(Direction)
Each entry below should be echoed exactly, with pictures omitted.

[Extracts from a graphics dataset]
=======

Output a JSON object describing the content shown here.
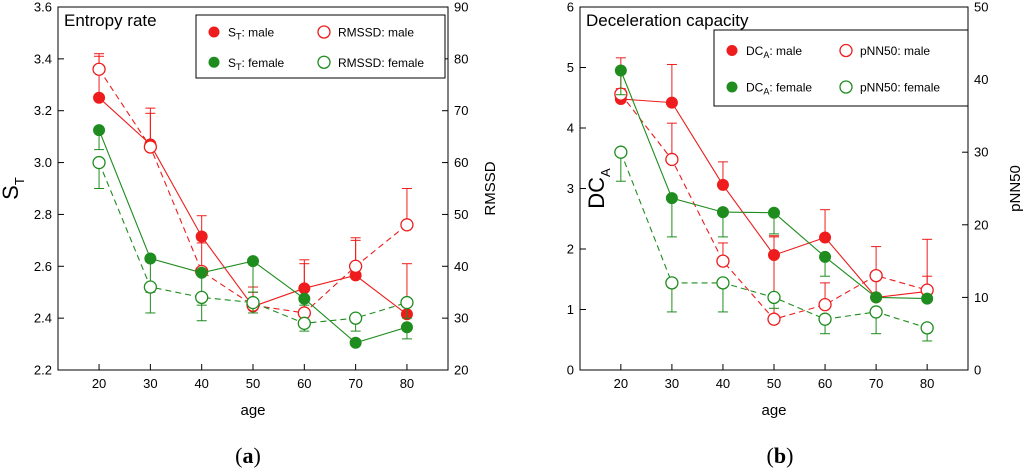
{
  "colors": {
    "male": "#ee1c1c",
    "female": "#1e8c1e"
  },
  "chart_data": [
    {
      "type": "line",
      "panel_label_open": "(",
      "panel_label_letter": "a",
      "panel_label_close": ")",
      "title": "Entropy rate",
      "xlabel": "age",
      "ylabel_left_main": "S",
      "ylabel_left_sub": "T",
      "ylabel_right": "RMSSD",
      "x": [
        20,
        30,
        40,
        50,
        60,
        70,
        80
      ],
      "xlim": [
        12,
        88
      ],
      "ylim_left": [
        2.2,
        3.6
      ],
      "ylim_right": [
        20,
        90
      ],
      "xticks": [
        "20",
        "30",
        "40",
        "50",
        "60",
        "70",
        "80"
      ],
      "yticks_left": [
        "2.2",
        "2.4",
        "2.6",
        "2.8",
        "3.0",
        "3.2",
        "3.4",
        "3.6"
      ],
      "yticks_right": [
        "20",
        "30",
        "40",
        "50",
        "60",
        "70",
        "80",
        "90"
      ],
      "series": [
        {
          "name": "S_T: male",
          "legend_main": "S",
          "legend_sub": "T",
          "legend_rest": ": male",
          "axis": "left",
          "sex": "male",
          "marker": "filled",
          "dashed": false,
          "values": [
            3.25,
            3.07,
            2.715,
            2.445,
            2.515,
            2.565,
            2.415
          ],
          "err_hi": [
            3.41,
            3.21,
            2.795,
            2.52,
            2.625,
            2.7,
            2.61
          ]
        },
        {
          "name": "RMSSD: male",
          "legend_main": "RMSSD: male",
          "legend_sub": "",
          "legend_rest": "",
          "axis": "right",
          "sex": "male",
          "marker": "open",
          "dashed": true,
          "values": [
            78,
            63,
            39,
            32.5,
            31,
            40,
            48
          ],
          "err_hi": [
            81,
            69.5,
            44.5,
            35,
            40.5,
            45.5,
            55
          ]
        },
        {
          "name": "S_T: female",
          "legend_main": "S",
          "legend_sub": "T",
          "legend_rest": ": female",
          "axis": "left",
          "sex": "female",
          "marker": "filled",
          "dashed": false,
          "values": [
            3.125,
            2.63,
            2.575,
            2.62,
            2.475,
            2.305,
            2.365
          ],
          "err_lo": [
            3.05,
            2.5,
            2.45,
            2.5,
            2.45,
            2.31,
            2.32
          ]
        },
        {
          "name": "RMSSD: female",
          "legend_main": "RMSSD: female",
          "legend_sub": "",
          "legend_rest": "",
          "axis": "right",
          "sex": "female",
          "marker": "open",
          "dashed": true,
          "values": [
            60,
            36,
            34,
            33,
            29,
            30,
            33
          ],
          "err_lo": [
            55,
            31,
            29.5,
            31,
            27.5,
            27.5,
            30
          ]
        }
      ]
    },
    {
      "type": "line",
      "panel_label_open": "(",
      "panel_label_letter": "b",
      "panel_label_close": ")",
      "title": "Deceleration capacity",
      "xlabel": "age",
      "ylabel_left_main": "DC",
      "ylabel_left_sub": "A",
      "ylabel_right": "pNN50",
      "x": [
        20,
        30,
        40,
        50,
        60,
        70,
        80
      ],
      "xlim": [
        12,
        88
      ],
      "ylim_left": [
        0,
        6
      ],
      "ylim_right": [
        0,
        50
      ],
      "xticks": [
        "20",
        "30",
        "40",
        "50",
        "60",
        "70",
        "80"
      ],
      "yticks_left": [
        "0",
        "1",
        "2",
        "3",
        "4",
        "5",
        "6"
      ],
      "yticks_right": [
        "0",
        "10",
        "20",
        "30",
        "40",
        "50"
      ],
      "series": [
        {
          "name": "DC_A: male",
          "legend_main": "DC",
          "legend_sub": "A",
          "legend_rest": ": male",
          "axis": "left",
          "sex": "male",
          "marker": "filled",
          "dashed": false,
          "values": [
            4.48,
            4.42,
            3.06,
            1.9,
            2.19,
            1.2,
            1.3
          ],
          "err_hi": [
            4.65,
            5.05,
            3.44,
            2.2,
            2.65,
            1.55,
            1.55
          ]
        },
        {
          "name": "pNN50: male",
          "legend_main": "pNN50: male",
          "legend_sub": "",
          "legend_rest": "",
          "axis": "right",
          "sex": "male",
          "marker": "open",
          "dashed": true,
          "values": [
            38,
            29,
            15,
            7,
            9,
            13,
            11
          ],
          "err_hi": [
            43,
            34,
            17.5,
            18.5,
            12,
            17,
            18
          ]
        },
        {
          "name": "DC_A: female",
          "legend_main": "DC",
          "legend_sub": "A",
          "legend_rest": ": female",
          "axis": "left",
          "sex": "female",
          "marker": "filled",
          "dashed": false,
          "values": [
            4.95,
            2.84,
            2.61,
            2.6,
            1.87,
            1.2,
            1.18
          ],
          "err_lo": [
            4.55,
            2.2,
            2.2,
            2.25,
            1.55,
            1.2,
            1.18
          ]
        },
        {
          "name": "pNN50: female",
          "legend_main": "pNN50: female",
          "legend_sub": "",
          "legend_rest": "",
          "axis": "right",
          "sex": "female",
          "marker": "open",
          "dashed": true,
          "values": [
            30,
            12,
            12,
            10,
            7,
            8,
            5.8
          ],
          "err_lo": [
            26,
            8,
            8,
            8.5,
            5,
            5,
            4
          ]
        }
      ]
    }
  ]
}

=======

(Result)
Output a JSON object describing the content shown here.
{
  "colors": {
    "male": "#ee1c1c",
    "female": "#1e8c1e"
  },
  "chart_data": [
    {
      "type": "line",
      "panel_label_open": "(",
      "panel_label_letter": "a",
      "panel_label_close": ")",
      "title": "Entropy rate",
      "xlabel": "age",
      "ylabel_left_main": "S",
      "ylabel_left_sub": "T",
      "ylabel_right": "RMSSD",
      "x": [
        20,
        30,
        40,
        50,
        60,
        70,
        80
      ],
      "xlim": [
        12,
        88
      ],
      "ylim_left": [
        2.2,
        3.6
      ],
      "ylim_right": [
        20,
        90
      ],
      "xticks": [
        "20",
        "30",
        "40",
        "50",
        "60",
        "70",
        "80"
      ],
      "yticks_left": [
        "2.2",
        "2.4",
        "2.6",
        "2.8",
        "3.0",
        "3.2",
        "3.4",
        "3.6"
      ],
      "yticks_right": [
        "20",
        "30",
        "40",
        "50",
        "60",
        "70",
        "80",
        "90"
      ],
      "series": [
        {
          "name": "S_T: male",
          "legend_main": "S",
          "legend_sub": "T",
          "legend_rest": ": male",
          "axis": "left",
          "sex": "male",
          "marker": "filled",
          "dashed": false,
          "values": [
            3.25,
            3.07,
            2.715,
            2.445,
            2.515,
            2.565,
            2.415
          ],
          "err_hi": [
            3.41,
            3.21,
            2.795,
            2.52,
            2.625,
            2.7,
            2.61
          ]
        },
        {
          "name": "RMSSD: male",
          "legend_main": "RMSSD: male",
          "legend_sub": "",
          "legend_rest": "",
          "axis": "right",
          "sex": "male",
          "marker": "open",
          "dashed": true,
          "values": [
            78,
            63,
            39,
            32.5,
            31,
            40,
            48
          ],
          "err_hi": [
            81,
            69.5,
            44.5,
            35,
            40.5,
            45.5,
            55
          ]
        },
        {
          "name": "S_T: female",
          "legend_main": "S",
          "legend_sub": "T",
          "legend_rest": ": female",
          "axis": "left",
          "sex": "female",
          "marker": "filled",
          "dashed": false,
          "values": [
            3.125,
            2.63,
            2.575,
            2.62,
            2.475,
            2.305,
            2.365
          ],
          "err_lo": [
            3.05,
            2.5,
            2.45,
            2.5,
            2.45,
            2.31,
            2.32
          ]
        },
        {
          "name": "RMSSD: female",
          "legend_main": "RMSSD: female",
          "legend_sub": "",
          "legend_rest": "",
          "axis": "right",
          "sex": "female",
          "marker": "open",
          "dashed": true,
          "values": [
            60,
            36,
            34,
            33,
            29,
            30,
            33
          ],
          "err_lo": [
            55,
            31,
            29.5,
            31,
            27.5,
            27.5,
            30
          ]
        }
      ]
    },
    {
      "type": "line",
      "panel_label_open": "(",
      "panel_label_letter": "b",
      "panel_label_close": ")",
      "title": "Deceleration capacity",
      "xlabel": "age",
      "ylabel_left_main": "DC",
      "ylabel_left_sub": "A",
      "ylabel_right": "pNN50",
      "x": [
        20,
        30,
        40,
        50,
        60,
        70,
        80
      ],
      "xlim": [
        12,
        88
      ],
      "ylim_left": [
        0,
        6
      ],
      "ylim_right": [
        0,
        50
      ],
      "xticks": [
        "20",
        "30",
        "40",
        "50",
        "60",
        "70",
        "80"
      ],
      "yticks_left": [
        "0",
        "1",
        "2",
        "3",
        "4",
        "5",
        "6"
      ],
      "yticks_right": [
        "0",
        "10",
        "20",
        "30",
        "40",
        "50"
      ],
      "series": [
        {
          "name": "DC_A: male",
          "legend_main": "DC",
          "legend_sub": "A",
          "legend_rest": ": male",
          "axis": "left",
          "sex": "male",
          "marker": "filled",
          "dashed": false,
          "values": [
            4.48,
            4.42,
            3.06,
            1.9,
            2.19,
            1.2,
            1.3
          ],
          "err_hi": [
            4.65,
            5.05,
            3.44,
            2.2,
            2.65,
            1.55,
            1.55
          ]
        },
        {
          "name": "pNN50: male",
          "legend_main": "pNN50: male",
          "legend_sub": "",
          "legend_rest": "",
          "axis": "right",
          "sex": "male",
          "marker": "open",
          "dashed": true,
          "values": [
            38,
            29,
            15,
            7,
            9,
            13,
            11
          ],
          "err_hi": [
            43,
            34,
            17.5,
            18.5,
            12,
            17,
            18
          ]
        },
        {
          "name": "DC_A: female",
          "legend_main": "DC",
          "legend_sub": "A",
          "legend_rest": ": female",
          "axis": "left",
          "sex": "female",
          "marker": "filled",
          "dashed": false,
          "values": [
            4.95,
            2.84,
            2.61,
            2.6,
            1.87,
            1.2,
            1.18
          ],
          "err_lo": [
            4.55,
            2.2,
            2.2,
            2.25,
            1.55,
            1.2,
            1.18
          ]
        },
        {
          "name": "pNN50: female",
          "legend_main": "pNN50: female",
          "legend_sub": "",
          "legend_rest": "",
          "axis": "right",
          "sex": "female",
          "marker": "open",
          "dashed": true,
          "values": [
            30,
            12,
            12,
            10,
            7,
            8,
            5.8
          ],
          "err_lo": [
            26,
            8,
            8,
            8.5,
            5,
            5,
            4
          ]
        }
      ]
    }
  ]
}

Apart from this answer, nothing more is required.